[START OF Data to use]

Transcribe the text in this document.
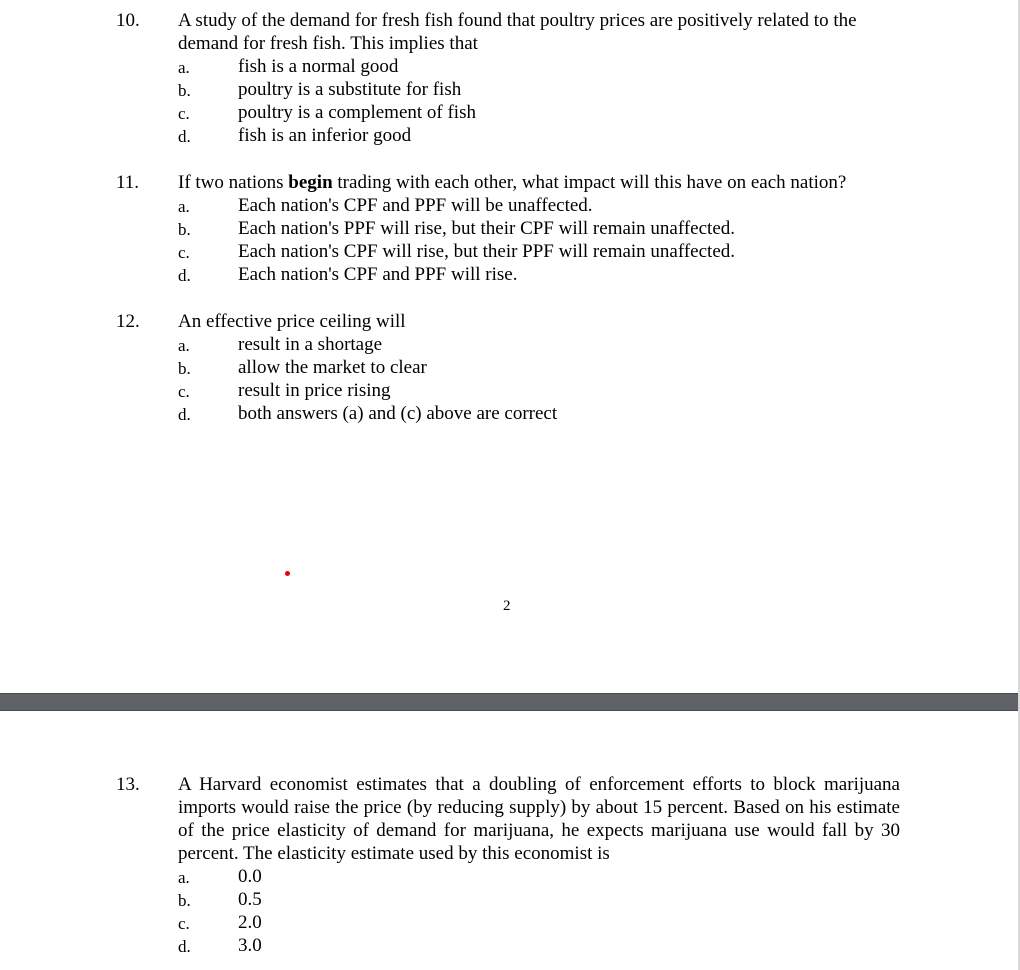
10. A study of the demand for fresh fish found that poultry prices are positively related to the demand for fresh fish. This implies that
a.	fish is a normal good
b. poultry is a substitute for fish
c.	poultry is a complement of fish
d. fish is an inferior good
11. If two nations begin trading with each other, what impact will this have on each nation?
a.	Each nation's CPF and PPF will be unaffected.
b. Each nation's PPF will rise, but their CPF will remain unaffected.
c.	Each nation's CPF will rise, but their PPF will remain unaffected.
d. Each nation's CPF and PPF will rise.
12. An effective price ceiling will
a.	result in a shortage
b. allow the market to clear
c.	result in price rising
d. both answers (a) and (c) above are correct
2
13. A Harvard economist estimates that a doubling of enforcement efforts to block marijuana imports would raise the price (by reducing supply) by about 15 percent. Based on his estimate of the price elasticity of demand for marijuana, he expects marijuana use would fall by 30 percent. The elasticity estimate used by this economist is
a.	0.0
b. 0.5
c.	2.0
d. 3.0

[END OF Data to use]

_Description of the task_: Reproduce the listing exactly. Leave its pictures out.

_The completed task_:
Transcribe the text in this document.
10. A study of the demand for fresh fish found that poultry prices are positively related to the demand for fresh fish. This implies that
a.	fish is a normal good
b. poultry is a substitute for fish
c.	poultry is a complement of fish
d. fish is an inferior good
11. If two nations begin trading with each other, what impact will this have on each nation?
a.	Each nation's CPF and PPF will be unaffected.
b. Each nation's PPF will rise, but their CPF will remain unaffected.
c.	Each nation's CPF will rise, but their PPF will remain unaffected.
d. Each nation's CPF and PPF will rise.
12. An effective price ceiling will
a.	result in a shortage
b. allow the market to clear
c.	result in price rising
d. both answers (a) and (c) above are correct
2
13. A Harvard economist estimates that a doubling of enforcement efforts to block marijuana imports would raise the price (by reducing supply) by about 15 percent. Based on his estimate of the price elasticity of demand for marijuana, he expects marijuana use would fall by 30 percent. The elasticity estimate used by this economist is
a.	0.0
b. 0.5
c.	2.0
d. 3.0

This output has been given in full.